## WHAT TO PRODUCE
Reproduce the listing below word for word, beginning with its first line and stopping after the line that contains "bulletin-info-box [490,1141,957,1264]".

## RAW DATA

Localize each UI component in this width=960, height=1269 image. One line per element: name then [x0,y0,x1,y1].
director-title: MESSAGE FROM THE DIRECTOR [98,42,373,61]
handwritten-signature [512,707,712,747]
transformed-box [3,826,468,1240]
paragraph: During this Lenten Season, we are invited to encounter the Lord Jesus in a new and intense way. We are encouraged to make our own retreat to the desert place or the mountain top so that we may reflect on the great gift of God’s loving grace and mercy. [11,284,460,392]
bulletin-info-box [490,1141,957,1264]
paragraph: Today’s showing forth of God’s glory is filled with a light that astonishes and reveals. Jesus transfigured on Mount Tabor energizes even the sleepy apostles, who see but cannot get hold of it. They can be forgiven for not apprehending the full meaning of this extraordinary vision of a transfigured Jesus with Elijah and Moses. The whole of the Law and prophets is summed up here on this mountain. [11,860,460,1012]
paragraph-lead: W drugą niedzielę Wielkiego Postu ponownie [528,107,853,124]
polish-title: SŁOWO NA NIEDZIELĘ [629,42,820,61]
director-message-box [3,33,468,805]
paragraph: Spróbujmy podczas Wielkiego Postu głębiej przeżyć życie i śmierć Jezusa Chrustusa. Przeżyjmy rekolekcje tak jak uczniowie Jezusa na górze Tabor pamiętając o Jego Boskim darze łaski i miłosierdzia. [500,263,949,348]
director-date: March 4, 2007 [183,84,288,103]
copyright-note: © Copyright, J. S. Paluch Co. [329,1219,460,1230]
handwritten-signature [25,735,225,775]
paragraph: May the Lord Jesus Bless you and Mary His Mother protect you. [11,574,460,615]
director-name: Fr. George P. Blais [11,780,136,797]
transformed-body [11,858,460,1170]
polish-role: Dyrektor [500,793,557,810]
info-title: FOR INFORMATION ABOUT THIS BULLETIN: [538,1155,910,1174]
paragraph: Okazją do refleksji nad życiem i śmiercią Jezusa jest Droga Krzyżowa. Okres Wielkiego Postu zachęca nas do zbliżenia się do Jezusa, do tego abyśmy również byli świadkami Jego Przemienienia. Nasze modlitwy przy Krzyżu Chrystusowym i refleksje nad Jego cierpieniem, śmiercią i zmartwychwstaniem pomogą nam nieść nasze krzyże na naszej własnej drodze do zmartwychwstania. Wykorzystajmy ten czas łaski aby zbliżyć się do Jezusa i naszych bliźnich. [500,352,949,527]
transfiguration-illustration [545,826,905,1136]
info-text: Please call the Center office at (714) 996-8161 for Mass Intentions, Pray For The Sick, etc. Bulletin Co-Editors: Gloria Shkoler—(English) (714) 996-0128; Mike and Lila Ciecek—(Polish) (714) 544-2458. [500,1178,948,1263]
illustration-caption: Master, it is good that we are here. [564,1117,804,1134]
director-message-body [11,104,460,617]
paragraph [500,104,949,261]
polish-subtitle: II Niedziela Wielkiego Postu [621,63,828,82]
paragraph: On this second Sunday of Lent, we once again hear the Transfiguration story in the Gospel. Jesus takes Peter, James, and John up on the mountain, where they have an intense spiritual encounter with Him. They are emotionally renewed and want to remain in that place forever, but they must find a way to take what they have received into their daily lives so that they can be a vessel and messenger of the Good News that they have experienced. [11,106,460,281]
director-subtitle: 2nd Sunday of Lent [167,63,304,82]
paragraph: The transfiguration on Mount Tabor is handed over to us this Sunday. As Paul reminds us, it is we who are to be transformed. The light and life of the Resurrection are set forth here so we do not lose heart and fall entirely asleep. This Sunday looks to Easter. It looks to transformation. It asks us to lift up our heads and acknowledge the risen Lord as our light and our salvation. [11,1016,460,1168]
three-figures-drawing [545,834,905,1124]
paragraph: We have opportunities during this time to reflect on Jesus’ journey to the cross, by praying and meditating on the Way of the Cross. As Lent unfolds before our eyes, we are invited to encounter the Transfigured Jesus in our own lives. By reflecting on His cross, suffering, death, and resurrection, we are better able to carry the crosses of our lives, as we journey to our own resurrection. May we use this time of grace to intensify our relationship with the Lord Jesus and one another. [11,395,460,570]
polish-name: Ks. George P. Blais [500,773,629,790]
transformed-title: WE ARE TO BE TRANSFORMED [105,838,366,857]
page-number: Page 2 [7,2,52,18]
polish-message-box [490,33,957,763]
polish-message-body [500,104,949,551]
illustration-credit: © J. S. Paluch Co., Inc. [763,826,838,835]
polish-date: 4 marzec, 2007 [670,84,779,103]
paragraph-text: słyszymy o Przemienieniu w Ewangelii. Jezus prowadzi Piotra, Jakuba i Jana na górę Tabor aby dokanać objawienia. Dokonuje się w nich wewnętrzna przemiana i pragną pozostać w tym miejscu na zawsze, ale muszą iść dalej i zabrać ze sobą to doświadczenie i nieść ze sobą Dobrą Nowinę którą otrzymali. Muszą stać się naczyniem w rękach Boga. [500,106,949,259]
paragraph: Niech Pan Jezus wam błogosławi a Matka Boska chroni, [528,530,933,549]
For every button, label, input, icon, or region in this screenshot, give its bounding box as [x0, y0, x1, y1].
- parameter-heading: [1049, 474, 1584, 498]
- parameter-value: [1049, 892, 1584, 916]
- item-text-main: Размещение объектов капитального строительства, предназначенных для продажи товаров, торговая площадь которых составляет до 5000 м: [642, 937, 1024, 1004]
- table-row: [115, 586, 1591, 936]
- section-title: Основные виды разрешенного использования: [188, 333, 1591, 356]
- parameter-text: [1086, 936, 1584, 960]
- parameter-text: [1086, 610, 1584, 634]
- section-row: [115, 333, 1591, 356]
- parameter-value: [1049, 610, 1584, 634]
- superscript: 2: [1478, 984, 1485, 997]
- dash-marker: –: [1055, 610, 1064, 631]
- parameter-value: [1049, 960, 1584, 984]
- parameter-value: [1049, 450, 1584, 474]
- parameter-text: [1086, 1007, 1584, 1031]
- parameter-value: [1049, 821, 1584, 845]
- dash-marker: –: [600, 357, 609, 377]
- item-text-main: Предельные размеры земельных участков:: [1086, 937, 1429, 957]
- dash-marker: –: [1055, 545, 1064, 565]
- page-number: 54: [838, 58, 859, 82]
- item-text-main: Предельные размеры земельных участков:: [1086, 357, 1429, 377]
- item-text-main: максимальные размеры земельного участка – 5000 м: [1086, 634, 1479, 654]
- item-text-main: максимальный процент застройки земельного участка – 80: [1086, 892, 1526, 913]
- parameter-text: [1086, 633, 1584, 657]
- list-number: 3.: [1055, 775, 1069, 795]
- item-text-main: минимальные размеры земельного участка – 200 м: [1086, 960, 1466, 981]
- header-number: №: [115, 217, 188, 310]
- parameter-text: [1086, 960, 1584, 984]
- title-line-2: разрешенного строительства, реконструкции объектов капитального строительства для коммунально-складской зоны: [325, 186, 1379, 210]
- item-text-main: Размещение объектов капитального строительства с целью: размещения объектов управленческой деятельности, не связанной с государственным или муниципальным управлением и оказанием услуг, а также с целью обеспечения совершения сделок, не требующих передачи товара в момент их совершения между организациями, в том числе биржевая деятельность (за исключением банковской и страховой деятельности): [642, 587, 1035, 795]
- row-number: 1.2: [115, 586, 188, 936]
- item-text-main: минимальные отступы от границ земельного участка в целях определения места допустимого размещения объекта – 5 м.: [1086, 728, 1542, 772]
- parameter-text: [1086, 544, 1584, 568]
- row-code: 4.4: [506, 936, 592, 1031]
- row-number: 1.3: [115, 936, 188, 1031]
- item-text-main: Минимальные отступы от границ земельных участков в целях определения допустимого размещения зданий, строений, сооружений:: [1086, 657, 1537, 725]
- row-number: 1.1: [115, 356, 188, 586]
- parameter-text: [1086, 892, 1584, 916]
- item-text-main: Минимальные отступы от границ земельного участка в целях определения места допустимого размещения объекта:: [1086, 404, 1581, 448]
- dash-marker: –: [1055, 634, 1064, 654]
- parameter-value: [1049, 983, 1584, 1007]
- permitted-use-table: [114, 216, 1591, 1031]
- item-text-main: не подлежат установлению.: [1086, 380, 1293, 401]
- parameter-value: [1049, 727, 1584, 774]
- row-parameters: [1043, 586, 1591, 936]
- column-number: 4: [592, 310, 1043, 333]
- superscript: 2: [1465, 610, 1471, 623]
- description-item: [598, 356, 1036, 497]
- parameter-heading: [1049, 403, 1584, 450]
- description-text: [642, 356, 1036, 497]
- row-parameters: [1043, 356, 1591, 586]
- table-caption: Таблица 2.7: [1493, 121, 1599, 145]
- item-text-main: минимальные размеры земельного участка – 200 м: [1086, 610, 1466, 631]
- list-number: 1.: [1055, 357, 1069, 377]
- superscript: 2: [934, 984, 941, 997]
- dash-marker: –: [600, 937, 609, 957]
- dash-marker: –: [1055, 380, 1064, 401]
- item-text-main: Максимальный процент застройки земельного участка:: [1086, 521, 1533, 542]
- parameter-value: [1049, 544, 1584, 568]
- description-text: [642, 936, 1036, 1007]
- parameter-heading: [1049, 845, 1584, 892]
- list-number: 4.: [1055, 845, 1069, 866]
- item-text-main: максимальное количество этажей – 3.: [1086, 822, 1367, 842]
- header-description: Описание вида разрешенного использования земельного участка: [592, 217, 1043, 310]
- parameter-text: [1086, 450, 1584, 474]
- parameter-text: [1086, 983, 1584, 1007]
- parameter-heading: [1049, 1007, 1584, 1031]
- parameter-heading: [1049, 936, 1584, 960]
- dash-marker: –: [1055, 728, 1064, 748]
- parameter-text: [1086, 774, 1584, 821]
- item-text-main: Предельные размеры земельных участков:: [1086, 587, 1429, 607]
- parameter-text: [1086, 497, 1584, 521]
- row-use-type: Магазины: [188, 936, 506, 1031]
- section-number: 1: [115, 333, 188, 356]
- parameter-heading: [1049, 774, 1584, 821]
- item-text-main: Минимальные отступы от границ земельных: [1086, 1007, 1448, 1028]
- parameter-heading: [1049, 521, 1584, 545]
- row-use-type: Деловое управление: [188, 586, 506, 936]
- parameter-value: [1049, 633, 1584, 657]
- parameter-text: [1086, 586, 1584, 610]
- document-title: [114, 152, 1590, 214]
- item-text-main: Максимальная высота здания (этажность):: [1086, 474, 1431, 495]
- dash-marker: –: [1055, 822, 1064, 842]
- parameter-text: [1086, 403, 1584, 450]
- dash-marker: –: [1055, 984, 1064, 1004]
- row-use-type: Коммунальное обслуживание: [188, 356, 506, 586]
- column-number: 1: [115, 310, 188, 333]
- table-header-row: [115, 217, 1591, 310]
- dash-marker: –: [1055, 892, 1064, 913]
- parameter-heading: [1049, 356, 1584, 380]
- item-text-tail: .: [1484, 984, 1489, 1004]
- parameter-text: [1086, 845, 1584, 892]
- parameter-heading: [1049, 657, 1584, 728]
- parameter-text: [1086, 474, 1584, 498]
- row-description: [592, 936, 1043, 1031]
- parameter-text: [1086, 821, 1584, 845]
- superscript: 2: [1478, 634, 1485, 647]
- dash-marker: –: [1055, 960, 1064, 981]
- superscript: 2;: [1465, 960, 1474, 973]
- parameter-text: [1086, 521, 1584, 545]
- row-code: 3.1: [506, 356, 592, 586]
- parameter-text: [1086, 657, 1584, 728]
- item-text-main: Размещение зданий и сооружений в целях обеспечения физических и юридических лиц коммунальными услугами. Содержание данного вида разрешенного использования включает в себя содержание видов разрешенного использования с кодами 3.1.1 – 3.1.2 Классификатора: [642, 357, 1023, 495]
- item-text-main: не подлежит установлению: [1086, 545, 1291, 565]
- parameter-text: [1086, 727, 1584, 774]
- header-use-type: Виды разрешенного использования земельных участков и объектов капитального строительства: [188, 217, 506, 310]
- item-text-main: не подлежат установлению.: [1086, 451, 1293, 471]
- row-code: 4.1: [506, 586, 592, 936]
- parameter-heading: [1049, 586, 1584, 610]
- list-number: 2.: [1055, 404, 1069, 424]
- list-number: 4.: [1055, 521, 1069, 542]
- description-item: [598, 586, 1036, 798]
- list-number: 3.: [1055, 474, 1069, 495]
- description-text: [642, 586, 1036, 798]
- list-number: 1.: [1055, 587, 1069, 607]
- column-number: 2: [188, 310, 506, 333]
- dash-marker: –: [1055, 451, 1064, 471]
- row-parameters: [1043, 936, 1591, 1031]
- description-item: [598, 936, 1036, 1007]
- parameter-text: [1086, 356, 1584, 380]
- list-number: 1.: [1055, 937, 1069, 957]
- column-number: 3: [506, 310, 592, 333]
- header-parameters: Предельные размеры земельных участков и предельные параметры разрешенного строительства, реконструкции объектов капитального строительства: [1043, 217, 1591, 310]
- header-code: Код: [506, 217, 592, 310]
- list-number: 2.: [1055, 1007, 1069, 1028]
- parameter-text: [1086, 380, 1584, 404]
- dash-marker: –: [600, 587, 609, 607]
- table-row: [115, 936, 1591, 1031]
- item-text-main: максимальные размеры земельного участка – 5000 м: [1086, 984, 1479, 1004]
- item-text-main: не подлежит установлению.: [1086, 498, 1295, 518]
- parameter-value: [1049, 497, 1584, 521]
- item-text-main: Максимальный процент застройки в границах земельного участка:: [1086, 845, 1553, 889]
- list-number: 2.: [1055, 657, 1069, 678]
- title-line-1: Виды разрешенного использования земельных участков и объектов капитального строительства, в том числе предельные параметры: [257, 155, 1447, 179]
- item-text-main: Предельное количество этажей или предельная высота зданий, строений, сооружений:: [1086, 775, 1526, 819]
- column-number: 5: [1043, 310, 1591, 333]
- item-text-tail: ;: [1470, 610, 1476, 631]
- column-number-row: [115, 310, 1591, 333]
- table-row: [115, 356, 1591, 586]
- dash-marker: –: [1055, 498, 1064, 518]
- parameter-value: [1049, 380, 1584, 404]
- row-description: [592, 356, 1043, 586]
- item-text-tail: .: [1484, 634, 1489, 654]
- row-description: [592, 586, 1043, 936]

## CORRECT RESULT
Localize each UI component in this width=960, height=1269 image. One line per element: name then [x0,y0,x1,y1].
director-title: MESSAGE FROM THE DIRECTOR [98,42,373,61]
handwritten-signature [512,707,712,747]
transformed-box [3,826,468,1240]
paragraph: During this Lenten Season, we are invited to encounter the Lord Jesus in a new and intense way. We are encouraged to make our own retreat to the desert place or the mountain top so that we may reflect on the great gift of God’s loving grace and mercy. [11,284,460,392]
bulletin-info-box [490,1141,957,1264]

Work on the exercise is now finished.